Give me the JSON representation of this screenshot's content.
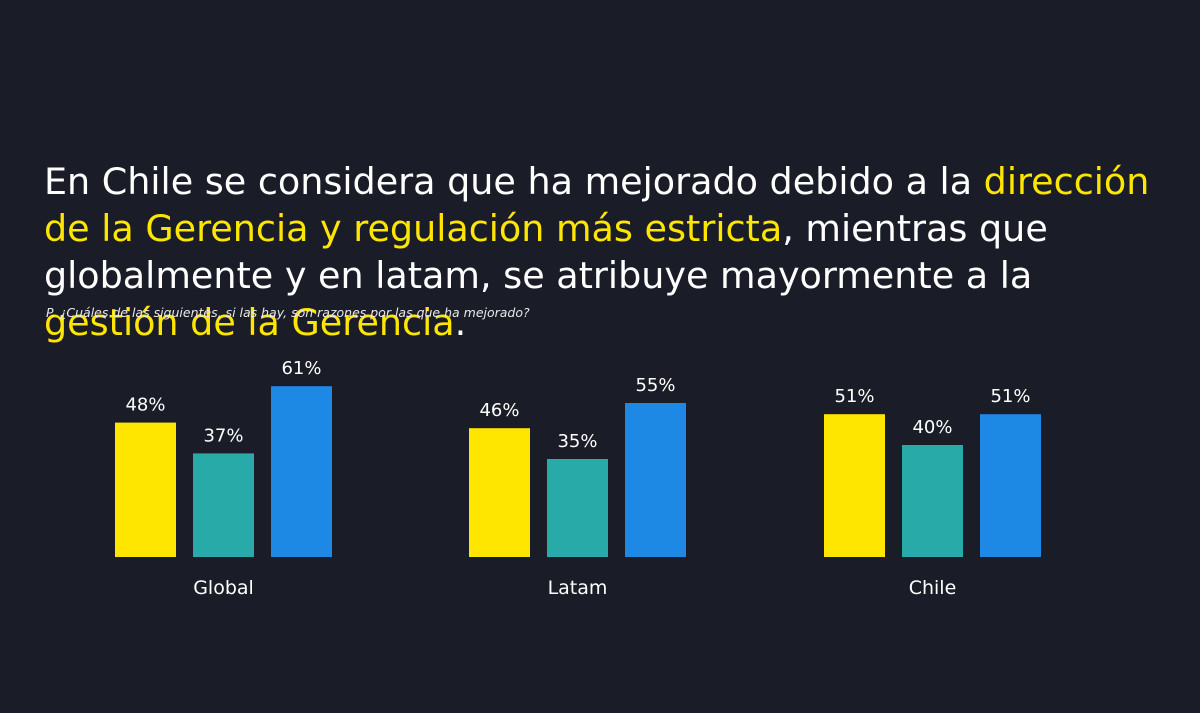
{
  "headline": {
    "part1": "En Chile se considera que ha mejorado debido a la ",
    "highlight1": "dirección de la Gerencia y regulación más estricta",
    "part2": ", mientras que globalmente y en latam, se atribuye mayormente a la ",
    "highlight2": "gestión de la Gerencia",
    "part3": "."
  },
  "question": "P. ¿Cuáles de las siguientes, si las hay, son razones por las que ha mejorado?",
  "colors": {
    "background": "#1a1d27",
    "highlight": "#ffe600",
    "series": [
      "#ffe600",
      "#27aaa8",
      "#1e88e5"
    ]
  },
  "chart_data": {
    "type": "bar",
    "categories": [
      "Global",
      "Latam",
      "Chile"
    ],
    "series": [
      {
        "values": [
          48,
          46,
          51
        ],
        "labels": [
          "48%",
          "46%",
          "51%"
        ]
      },
      {
        "values": [
          37,
          35,
          40
        ],
        "labels": [
          "37%",
          "35%",
          "40%"
        ]
      },
      {
        "values": [
          61,
          55,
          51
        ],
        "labels": [
          "61%",
          "55%",
          "51%"
        ]
      }
    ],
    "unit": "%",
    "grid": false,
    "legend": "none"
  }
}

• • • • • • •

### YOUR TASK:
Pull out every line of the entries that includes the word "Gerencia".

### WORKED ANSWER:
    "highlight1": "dirección de la Gerencia y regulación más estricta",
    "highlight2": "gestión de la Gerencia",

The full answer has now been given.